* Task list *
- 1) List every lecture title that the biography excerpt on Shaw names.
- 2) Reproduce the records word for word, everything from the start of the records down to the line that contains "y-tick-label: 1 750 [36, 120, 68, 133]", with both ends included.

While at Manchester University he was an editor of the short-lived journal, Humanitas, along with Herbert McCabe, who later became a Dominican priest. In 1946, Shaw married Gwenyth Baron. They had seven children, including the sociologist Martin Shaw and journalist Phil Shaw.

==Career==
Also in 1946, Shaw was appointed a tutor for the Workers' Educational Association in the East Riding of Yorkshire, based at Driffield. In 1947, he became a lecturer in the Department of Extra-Mural Studies at the University of Leeds, and in 1958 was appointed Director of the Leeds University Adult Education Centre in Bradford.

In 1962 Shaw was appointed head of Adult Education at the University of Keele, and was made a Professor in 1967. WhIle at Keele he became a member of the Boards of Governors of the BBC and of the British Film Institute, and was involved in the foundation of the Open University.

In 1975 he was appointed Secretary-General of the Arts Council of Great Britain, where he remained until retirement in 1983. While at the Council he particularly promoted Arts Education, in line with his lifelong commitment to expanding access to the Arts. Shaw rejected a common assumption about arts funding:"The arts do reach only a minority of the population, particularly the serious arts which we fund, but I believe you can extend the reach beyond the middle class... by education. What distinguishes the bourgeoisie is not a special gift from God but the fact that they've had an education and the opportunity to enjoy the arts." Despite this, in the later half of his tenure Shaw presided over the council during one of its most difficult periods. After the election of the Margaret Thatcher's Conservative government in 1979, the council was forced to make major cuts to the budgets of the arts organisations it financially supported.

==Later years and religious history==
In retirement, Shaw wrote The Arts and the People and his critical account of The Spread of Sponsorship, a subject on which he also wrote in The Political Quarterly.

Shaw was a prolific lecturer, published examples including "Culture and Equality: The Role of Adult Education", his inaugural lecture at Keele; "The Relevance of Ruskin" (The Ruskin Lecture, 1987); and "Who Should Pay for the Arts?" (The Harold Dellar Lecture, 1987).

In his seventies, Shaw was for nearly a decade the theatre critic of The Tablet. He remained concerned with political issues, for example visiting Israel in 1994 to press for the release of the nuclear whistle-blower Mordechai Vanunu. In 2006, at the age of 88, Shaw chaired the Celebrating Age festival in Brighton and Hove.

Shaw converted to Catholicism in 1955, but left the Church in the late 1960s returned in the 1970s, although he eventually described himself as an agnostic in his last decade. He was knighted in 1979, the last Secretary-General so to be honoured before the Council itself was broken into separate councils for each nation in the UK during 1991. In his final year he wrote a partial draft of an autobiography, which was completed after his death by his widow, Gwen Shaw, and published privately by her in 2012 under the title 'Catching the Rope: A Memoir of the Early Years 1918-1946'.

* Data section *
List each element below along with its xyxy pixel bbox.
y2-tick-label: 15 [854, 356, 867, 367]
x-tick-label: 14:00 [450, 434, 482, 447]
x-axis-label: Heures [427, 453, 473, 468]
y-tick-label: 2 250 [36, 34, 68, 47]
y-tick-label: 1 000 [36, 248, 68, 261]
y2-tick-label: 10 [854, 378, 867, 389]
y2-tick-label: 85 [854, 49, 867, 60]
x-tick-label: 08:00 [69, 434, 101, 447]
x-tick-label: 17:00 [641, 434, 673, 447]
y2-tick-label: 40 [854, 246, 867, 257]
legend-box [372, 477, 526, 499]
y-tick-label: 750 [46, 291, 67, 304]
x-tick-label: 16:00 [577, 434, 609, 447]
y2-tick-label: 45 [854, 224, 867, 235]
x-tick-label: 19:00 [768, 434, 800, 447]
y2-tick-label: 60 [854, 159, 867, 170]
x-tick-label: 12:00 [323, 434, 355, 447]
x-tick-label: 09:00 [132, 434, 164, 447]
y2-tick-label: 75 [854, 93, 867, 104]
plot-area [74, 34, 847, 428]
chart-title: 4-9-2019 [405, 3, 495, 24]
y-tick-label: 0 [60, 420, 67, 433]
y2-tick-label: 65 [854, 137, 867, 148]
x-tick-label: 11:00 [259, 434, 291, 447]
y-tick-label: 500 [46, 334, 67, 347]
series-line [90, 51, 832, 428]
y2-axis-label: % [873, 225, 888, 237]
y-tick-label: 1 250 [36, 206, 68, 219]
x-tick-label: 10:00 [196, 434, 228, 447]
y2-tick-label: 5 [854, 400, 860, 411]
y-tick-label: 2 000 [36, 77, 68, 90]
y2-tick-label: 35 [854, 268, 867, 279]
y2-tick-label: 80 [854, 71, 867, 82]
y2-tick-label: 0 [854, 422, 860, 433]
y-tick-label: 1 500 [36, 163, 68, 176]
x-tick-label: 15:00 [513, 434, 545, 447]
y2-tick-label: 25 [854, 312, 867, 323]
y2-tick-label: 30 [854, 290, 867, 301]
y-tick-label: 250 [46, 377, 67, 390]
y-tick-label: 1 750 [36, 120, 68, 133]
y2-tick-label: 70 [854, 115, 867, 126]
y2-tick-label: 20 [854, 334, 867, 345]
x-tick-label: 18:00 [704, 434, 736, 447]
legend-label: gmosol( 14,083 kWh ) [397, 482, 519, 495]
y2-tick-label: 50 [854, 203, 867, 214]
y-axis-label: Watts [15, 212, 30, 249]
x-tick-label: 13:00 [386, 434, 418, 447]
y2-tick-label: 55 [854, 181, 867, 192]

* Answer list *
- 1)
"Culture and Equality: The Role of Adult Education"
"The Relevance of Ruskin"
"Who Should Pay for the Arts?"

- 2)
List each element below along with its xyxy pixel bbox.
y2-tick-label: 15 [854, 356, 867, 367]
x-tick-label: 14:00 [450, 434, 482, 447]
x-axis-label: Heures [427, 453, 473, 468]
y-tick-label: 2 250 [36, 34, 68, 47]
y-tick-label: 1 000 [36, 248, 68, 261]
y2-tick-label: 10 [854, 378, 867, 389]
y2-tick-label: 85 [854, 49, 867, 60]
x-tick-label: 08:00 [69, 434, 101, 447]
x-tick-label: 17:00 [641, 434, 673, 447]
y2-tick-label: 40 [854, 246, 867, 257]
legend-box [372, 477, 526, 499]
y-tick-label: 750 [46, 291, 67, 304]
x-tick-label: 16:00 [577, 434, 609, 447]
y2-tick-label: 45 [854, 224, 867, 235]
x-tick-label: 19:00 [768, 434, 800, 447]
y2-tick-label: 60 [854, 159, 867, 170]
x-tick-label: 12:00 [323, 434, 355, 447]
x-tick-label: 09:00 [132, 434, 164, 447]
y2-tick-label: 75 [854, 93, 867, 104]
plot-area [74, 34, 847, 428]
chart-title: 4-9-2019 [405, 3, 495, 24]
y-tick-label: 0 [60, 420, 67, 433]
y2-tick-label: 65 [854, 137, 867, 148]
x-tick-label: 11:00 [259, 434, 291, 447]
y-tick-label: 500 [46, 334, 67, 347]
series-line [90, 51, 832, 428]
y2-axis-label: % [873, 225, 888, 237]
y-tick-label: 1 250 [36, 206, 68, 219]
x-tick-label: 10:00 [196, 434, 228, 447]
y2-tick-label: 5 [854, 400, 860, 411]
y-tick-label: 2 000 [36, 77, 68, 90]
y2-tick-label: 35 [854, 268, 867, 279]
y2-tick-label: 80 [854, 71, 867, 82]
y2-tick-label: 0 [854, 422, 860, 433]
y-tick-label: 1 500 [36, 163, 68, 176]
x-tick-label: 15:00 [513, 434, 545, 447]
y2-tick-label: 25 [854, 312, 867, 323]
y2-tick-label: 30 [854, 290, 867, 301]
y-tick-label: 250 [46, 377, 67, 390]
y-tick-label: 1 750 [36, 120, 68, 133]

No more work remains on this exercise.